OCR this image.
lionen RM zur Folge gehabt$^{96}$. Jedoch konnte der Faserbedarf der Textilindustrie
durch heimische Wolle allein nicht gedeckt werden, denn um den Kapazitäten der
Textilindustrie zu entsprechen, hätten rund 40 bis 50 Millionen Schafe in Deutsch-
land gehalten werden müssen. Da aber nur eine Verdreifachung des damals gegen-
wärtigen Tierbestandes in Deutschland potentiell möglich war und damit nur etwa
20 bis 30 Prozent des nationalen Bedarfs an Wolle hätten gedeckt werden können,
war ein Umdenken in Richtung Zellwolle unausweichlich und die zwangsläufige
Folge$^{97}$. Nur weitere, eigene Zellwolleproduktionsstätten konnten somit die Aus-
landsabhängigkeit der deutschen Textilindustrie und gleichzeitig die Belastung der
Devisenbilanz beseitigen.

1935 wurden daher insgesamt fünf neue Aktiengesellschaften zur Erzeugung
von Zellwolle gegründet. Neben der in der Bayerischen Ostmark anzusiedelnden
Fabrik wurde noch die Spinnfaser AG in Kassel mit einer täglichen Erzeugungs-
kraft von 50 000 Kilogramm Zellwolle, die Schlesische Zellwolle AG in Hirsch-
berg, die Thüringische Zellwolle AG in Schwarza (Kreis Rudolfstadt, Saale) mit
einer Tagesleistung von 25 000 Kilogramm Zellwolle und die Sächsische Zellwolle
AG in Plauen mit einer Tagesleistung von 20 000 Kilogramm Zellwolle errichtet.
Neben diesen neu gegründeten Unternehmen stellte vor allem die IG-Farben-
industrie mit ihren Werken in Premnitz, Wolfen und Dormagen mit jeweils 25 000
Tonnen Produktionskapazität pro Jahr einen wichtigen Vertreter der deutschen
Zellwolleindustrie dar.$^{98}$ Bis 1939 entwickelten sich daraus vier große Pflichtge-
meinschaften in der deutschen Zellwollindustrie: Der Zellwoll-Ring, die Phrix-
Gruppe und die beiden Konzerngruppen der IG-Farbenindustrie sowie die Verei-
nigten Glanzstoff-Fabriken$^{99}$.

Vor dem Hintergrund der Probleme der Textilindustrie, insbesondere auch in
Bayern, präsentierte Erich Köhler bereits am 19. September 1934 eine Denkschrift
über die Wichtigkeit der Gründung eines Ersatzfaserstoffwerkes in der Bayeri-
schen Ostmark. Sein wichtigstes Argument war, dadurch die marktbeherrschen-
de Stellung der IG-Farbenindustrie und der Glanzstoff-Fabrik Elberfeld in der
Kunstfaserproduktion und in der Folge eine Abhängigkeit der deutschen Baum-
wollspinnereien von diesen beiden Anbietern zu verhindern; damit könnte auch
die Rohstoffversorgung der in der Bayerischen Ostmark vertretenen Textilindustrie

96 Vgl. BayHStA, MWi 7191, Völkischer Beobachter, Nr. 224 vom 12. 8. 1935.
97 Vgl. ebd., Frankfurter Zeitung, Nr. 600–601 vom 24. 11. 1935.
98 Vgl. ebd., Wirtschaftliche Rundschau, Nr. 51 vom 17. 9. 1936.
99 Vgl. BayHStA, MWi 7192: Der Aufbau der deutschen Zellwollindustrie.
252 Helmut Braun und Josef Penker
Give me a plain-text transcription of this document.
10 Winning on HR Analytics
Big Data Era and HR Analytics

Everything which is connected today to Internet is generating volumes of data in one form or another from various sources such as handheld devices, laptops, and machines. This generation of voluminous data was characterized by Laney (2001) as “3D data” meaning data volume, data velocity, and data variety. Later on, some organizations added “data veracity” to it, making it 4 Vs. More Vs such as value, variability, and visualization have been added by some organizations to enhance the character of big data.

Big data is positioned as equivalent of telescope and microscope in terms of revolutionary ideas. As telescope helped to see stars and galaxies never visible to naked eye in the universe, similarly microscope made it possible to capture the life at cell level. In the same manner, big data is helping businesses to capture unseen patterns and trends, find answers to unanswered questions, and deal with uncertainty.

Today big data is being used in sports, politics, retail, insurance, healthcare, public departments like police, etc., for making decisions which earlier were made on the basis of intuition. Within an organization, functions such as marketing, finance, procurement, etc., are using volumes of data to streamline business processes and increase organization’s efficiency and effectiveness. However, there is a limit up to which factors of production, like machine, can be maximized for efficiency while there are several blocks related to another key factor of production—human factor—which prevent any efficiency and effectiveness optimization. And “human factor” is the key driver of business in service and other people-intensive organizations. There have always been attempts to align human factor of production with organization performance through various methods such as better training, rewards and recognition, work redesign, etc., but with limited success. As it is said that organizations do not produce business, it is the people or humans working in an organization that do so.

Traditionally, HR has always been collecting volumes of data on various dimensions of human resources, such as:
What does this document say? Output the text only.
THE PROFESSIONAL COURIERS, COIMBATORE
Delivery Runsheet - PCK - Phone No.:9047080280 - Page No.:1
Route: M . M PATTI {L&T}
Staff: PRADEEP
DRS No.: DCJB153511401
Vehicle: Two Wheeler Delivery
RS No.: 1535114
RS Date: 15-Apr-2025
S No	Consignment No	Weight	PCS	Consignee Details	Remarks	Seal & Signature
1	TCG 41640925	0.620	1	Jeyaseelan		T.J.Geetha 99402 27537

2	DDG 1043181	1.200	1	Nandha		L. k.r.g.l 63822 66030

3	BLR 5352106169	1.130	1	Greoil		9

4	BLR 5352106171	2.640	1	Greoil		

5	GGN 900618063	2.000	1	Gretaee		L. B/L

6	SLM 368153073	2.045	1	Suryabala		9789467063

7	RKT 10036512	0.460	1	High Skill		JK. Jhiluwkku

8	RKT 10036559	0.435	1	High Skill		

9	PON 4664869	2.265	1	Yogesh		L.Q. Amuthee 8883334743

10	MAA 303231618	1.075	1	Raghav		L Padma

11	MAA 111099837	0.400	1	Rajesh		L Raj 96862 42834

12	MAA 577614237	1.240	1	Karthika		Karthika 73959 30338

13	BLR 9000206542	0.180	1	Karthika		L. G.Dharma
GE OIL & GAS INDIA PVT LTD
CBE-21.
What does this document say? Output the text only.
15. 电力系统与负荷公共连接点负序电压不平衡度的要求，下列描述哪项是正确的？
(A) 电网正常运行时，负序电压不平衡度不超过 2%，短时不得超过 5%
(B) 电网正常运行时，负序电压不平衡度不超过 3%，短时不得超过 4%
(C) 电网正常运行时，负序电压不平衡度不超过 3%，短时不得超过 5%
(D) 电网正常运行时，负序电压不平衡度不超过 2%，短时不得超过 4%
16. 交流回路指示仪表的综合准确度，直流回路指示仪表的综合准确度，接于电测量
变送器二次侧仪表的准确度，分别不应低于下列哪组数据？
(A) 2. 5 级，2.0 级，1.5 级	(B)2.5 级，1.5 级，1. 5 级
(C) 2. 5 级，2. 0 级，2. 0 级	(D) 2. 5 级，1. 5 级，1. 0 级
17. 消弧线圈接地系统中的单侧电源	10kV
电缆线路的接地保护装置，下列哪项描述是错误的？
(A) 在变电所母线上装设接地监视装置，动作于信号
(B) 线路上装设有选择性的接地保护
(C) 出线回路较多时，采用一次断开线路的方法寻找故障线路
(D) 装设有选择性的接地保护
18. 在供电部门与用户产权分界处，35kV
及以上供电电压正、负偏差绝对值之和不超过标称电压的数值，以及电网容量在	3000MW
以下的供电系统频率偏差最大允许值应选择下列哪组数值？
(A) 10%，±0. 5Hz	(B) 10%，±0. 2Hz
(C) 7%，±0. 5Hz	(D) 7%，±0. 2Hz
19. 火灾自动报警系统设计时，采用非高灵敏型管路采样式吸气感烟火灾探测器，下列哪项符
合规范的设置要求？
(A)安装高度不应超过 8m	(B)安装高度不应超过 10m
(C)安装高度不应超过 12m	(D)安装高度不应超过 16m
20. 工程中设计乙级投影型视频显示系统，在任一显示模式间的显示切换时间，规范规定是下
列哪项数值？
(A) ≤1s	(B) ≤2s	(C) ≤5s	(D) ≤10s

◆ ◆ ◆ ◆ ◆

Each line that contains the string "diesen" counts once; report how many such lines the entries have, giving only the number.

2